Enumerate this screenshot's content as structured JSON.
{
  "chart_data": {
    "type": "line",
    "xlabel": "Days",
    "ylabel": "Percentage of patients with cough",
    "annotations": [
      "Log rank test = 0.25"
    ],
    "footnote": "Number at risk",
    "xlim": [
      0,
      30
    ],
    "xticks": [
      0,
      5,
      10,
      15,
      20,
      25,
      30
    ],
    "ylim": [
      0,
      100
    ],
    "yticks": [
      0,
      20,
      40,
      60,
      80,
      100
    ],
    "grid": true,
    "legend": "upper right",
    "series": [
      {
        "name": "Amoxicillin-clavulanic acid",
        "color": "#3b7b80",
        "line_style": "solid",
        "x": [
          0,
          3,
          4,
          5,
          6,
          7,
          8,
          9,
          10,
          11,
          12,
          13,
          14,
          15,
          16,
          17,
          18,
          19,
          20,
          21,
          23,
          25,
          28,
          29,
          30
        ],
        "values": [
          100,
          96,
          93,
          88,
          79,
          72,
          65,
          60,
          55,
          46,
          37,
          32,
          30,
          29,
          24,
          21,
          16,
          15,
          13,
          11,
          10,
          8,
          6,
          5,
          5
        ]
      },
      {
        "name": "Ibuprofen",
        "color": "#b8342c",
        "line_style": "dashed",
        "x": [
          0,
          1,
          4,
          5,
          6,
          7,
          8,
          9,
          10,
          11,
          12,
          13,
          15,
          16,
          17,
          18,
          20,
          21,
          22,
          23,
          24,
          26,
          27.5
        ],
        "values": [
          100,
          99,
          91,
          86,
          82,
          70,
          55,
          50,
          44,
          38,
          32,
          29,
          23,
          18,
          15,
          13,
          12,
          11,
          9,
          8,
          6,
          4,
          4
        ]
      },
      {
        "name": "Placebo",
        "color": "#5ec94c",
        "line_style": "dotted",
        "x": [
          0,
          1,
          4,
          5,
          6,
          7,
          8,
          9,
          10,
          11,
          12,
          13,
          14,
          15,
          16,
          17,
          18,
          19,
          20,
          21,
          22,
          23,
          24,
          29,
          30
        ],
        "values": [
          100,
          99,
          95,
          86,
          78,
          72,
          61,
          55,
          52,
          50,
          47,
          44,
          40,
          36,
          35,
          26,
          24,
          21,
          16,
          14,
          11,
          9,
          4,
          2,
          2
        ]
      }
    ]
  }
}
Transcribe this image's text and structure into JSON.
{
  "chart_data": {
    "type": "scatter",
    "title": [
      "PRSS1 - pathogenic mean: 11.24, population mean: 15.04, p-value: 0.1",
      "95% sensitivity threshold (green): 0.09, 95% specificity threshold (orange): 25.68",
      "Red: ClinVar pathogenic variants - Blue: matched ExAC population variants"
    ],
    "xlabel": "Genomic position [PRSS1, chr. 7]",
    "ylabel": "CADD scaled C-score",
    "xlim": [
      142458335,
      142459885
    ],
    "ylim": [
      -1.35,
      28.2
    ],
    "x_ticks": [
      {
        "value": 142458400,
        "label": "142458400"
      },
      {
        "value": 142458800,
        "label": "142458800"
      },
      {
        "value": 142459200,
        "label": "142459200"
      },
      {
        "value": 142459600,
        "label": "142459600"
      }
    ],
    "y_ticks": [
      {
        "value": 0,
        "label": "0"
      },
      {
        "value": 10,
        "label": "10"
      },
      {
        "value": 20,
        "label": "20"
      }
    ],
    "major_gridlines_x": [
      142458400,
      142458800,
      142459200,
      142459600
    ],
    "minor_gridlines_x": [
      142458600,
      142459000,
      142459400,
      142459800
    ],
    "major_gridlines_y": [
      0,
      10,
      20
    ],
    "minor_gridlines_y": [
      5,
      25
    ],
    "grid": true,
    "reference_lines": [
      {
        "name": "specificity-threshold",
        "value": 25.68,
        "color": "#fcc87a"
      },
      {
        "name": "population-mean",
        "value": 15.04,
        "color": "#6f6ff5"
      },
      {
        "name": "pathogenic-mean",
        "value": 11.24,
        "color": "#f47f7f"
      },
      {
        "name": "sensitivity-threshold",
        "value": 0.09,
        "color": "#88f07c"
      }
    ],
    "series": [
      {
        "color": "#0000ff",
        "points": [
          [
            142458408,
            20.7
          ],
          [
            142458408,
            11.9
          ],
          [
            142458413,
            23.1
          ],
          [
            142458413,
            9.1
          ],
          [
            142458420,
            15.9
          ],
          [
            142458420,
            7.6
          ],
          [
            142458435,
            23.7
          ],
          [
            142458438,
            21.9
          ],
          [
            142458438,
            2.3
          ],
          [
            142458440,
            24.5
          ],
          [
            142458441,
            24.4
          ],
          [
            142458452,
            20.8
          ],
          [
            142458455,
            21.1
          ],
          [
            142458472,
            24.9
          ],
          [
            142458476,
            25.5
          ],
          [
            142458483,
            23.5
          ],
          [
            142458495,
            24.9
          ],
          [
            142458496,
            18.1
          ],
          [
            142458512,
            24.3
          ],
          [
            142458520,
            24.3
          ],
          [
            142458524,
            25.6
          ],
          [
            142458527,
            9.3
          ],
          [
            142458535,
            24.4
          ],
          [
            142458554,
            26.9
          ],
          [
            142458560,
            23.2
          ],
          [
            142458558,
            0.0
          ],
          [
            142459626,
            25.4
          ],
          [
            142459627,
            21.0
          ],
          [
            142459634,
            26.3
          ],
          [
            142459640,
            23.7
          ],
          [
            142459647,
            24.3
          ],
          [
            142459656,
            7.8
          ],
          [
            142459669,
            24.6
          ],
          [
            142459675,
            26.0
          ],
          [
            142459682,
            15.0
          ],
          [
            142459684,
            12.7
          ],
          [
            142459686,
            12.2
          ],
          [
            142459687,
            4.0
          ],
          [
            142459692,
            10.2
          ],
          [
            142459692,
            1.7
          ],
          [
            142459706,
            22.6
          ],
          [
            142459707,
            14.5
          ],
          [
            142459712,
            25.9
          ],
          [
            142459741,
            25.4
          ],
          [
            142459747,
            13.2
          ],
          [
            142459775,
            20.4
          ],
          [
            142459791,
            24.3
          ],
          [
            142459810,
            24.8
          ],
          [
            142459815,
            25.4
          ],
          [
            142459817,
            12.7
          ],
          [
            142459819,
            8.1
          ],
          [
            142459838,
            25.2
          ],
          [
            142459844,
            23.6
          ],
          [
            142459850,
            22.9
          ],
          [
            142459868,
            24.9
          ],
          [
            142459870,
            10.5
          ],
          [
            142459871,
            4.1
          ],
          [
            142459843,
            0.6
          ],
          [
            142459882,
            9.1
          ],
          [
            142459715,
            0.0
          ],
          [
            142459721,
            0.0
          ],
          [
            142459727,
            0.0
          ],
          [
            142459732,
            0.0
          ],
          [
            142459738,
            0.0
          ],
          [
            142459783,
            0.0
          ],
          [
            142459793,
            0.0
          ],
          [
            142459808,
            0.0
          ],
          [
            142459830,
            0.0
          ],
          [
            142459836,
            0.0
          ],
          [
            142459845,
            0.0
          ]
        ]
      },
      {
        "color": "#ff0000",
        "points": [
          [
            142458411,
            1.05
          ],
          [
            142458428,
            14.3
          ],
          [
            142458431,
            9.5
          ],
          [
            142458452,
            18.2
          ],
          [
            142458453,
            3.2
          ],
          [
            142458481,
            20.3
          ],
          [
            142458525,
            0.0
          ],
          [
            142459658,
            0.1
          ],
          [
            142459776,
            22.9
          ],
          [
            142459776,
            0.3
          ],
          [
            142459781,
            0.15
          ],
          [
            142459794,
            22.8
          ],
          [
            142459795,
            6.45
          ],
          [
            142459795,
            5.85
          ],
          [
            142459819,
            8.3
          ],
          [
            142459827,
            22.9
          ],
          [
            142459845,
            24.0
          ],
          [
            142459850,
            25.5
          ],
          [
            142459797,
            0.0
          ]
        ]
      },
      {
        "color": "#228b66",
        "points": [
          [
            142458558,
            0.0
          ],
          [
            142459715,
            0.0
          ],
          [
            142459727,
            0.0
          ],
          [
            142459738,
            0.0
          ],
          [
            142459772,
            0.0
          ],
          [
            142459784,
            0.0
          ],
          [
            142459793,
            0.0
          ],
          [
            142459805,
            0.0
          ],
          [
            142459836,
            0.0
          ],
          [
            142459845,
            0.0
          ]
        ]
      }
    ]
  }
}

## EXERCISE
Note how many lines in the listing above contain the word "this" and give only that number.

## WRITTEN ANSWER
2